Given request 1 | In the highlighting documentation, reproduce word for word the stretch from "In order to" through "extracted from it.".

Excerpt provided |
OpenSearch/docs/reference/search/request/highlighting.asciidoc

209 lines
6.5 KiB
Plaintext

[[search-request-highlighting]]
=== Highlighting
Allows to highlight search results on one or more fields. The
implementation uses either the lucene `fast-vector-highlighter` or
`highlighter`. The search request body:
[source,js]
--------------------------------------------------
{
"query" : {...},
"highlight" : {
"fields" : {
"content" : {}
}
}
}
--------------------------------------------------
In the above case, the `content` field will be highlighted for each
search hit (there will be another element in each search hit, called
`highlight`, which includes the highlighted fields and the highlighted
fragments).
In order to perform highlighting, the actual content of the field is
required. If the field in question is stored (has `store` set to `yes`
in the mapping), it will be used, otherwise, the actual `_source` will
be loaded and the relevant field will be extracted from it.

(A run of records)
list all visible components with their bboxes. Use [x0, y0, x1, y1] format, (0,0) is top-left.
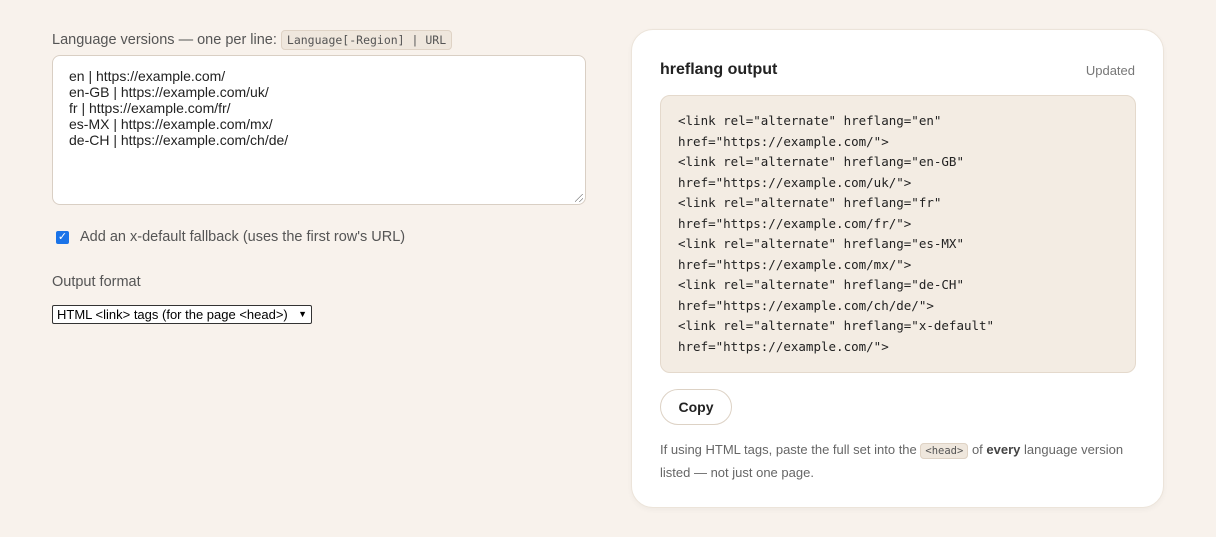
xdefault-label: Add an x-default fallback (uses the firs…: [80, 229, 406, 245]
output-format-select[interactable]: HTML <link> tags (for the page <head>) ▼: [52, 305, 312, 324]
usage-note: If using HTML tags, paste the full set i…: [660, 439, 1130, 483]
output-title: hreflang output: [660, 61, 778, 78]
textarea-resize-handle[interactable]: [575, 194, 583, 202]
xdefault-checkbox[interactable]: ✓: [56, 230, 69, 244]
output-card: hreflang output Updated <link rel="alter…: [631, 29, 1164, 508]
note-emphasis: every: [986, 442, 1021, 457]
output-format-selected: HTML <link> tags (for the page <head>): [57, 307, 288, 322]
language-versions-label-text: Language versions — one per line:: [52, 32, 277, 48]
copy-button[interactable]: Copy: [660, 389, 732, 425]
status-badge: Updated: [1085, 63, 1135, 78]
chevron-down-icon: ▼: [298, 309, 307, 319]
hreflang-code-output: <link rel="alternate" hreflang="en" href…: [660, 95, 1136, 373]
head-tag-chip: <head>: [920, 443, 969, 459]
output-format-label: Output format: [52, 274, 141, 290]
xdefault-option[interactable]: ✓ Add an x-default fallback (uses the fi…: [56, 229, 405, 245]
note-text-start: If using HTML tags, paste the full set i…: [660, 442, 917, 457]
input-panel: Language versions — one per line: Langua…: [52, 30, 586, 324]
checkmark-icon: ✓: [57, 230, 68, 243]
language-versions-textarea[interactable]: en | https://example.com/ en-GB | https:…: [52, 55, 586, 205]
format-hint-chip: Language[-Region] | URL: [280, 30, 453, 50]
language-versions-label: Language versions — one per line: Langua…: [52, 30, 586, 50]
note-text-of: of: [971, 442, 983, 457]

Given request 2 | Transcribe verbatim the lines of the records from the line containing "xdefault-label: Add an" through the line containing "language-versions-label-text: Language versions".

Result 1 |
In order to perform highlighting, the actual content of the field is
required. If the field in question is stored (has `store` set to `yes`
in the mapping), it will be used, otherwise, the actual `_source` will
be loaded and the relevant field will be extracted from it.

Result 2 |
xdefault-label: Add an x-default fallback (uses the firs…: [80, 229, 406, 245]
output-format-select[interactable]: HTML <link> tags (for the page <head>) ▼: [52, 305, 312, 324]
usage-note: If using HTML tags, paste the full set i…: [660, 439, 1130, 483]
output-title: hreflang output: [660, 61, 778, 78]
textarea-resize-handle[interactable]: [575, 194, 583, 202]
xdefault-checkbox[interactable]: ✓: [56, 230, 69, 244]
output-card: hreflang output Updated <link rel="alter…: [631, 29, 1164, 508]
note-emphasis: every: [986, 442, 1021, 457]
output-format-selected: HTML <link> tags (for the page <head>): [57, 307, 288, 322]
language-versions-label-text: Language versions — one per line:: [52, 32, 277, 48]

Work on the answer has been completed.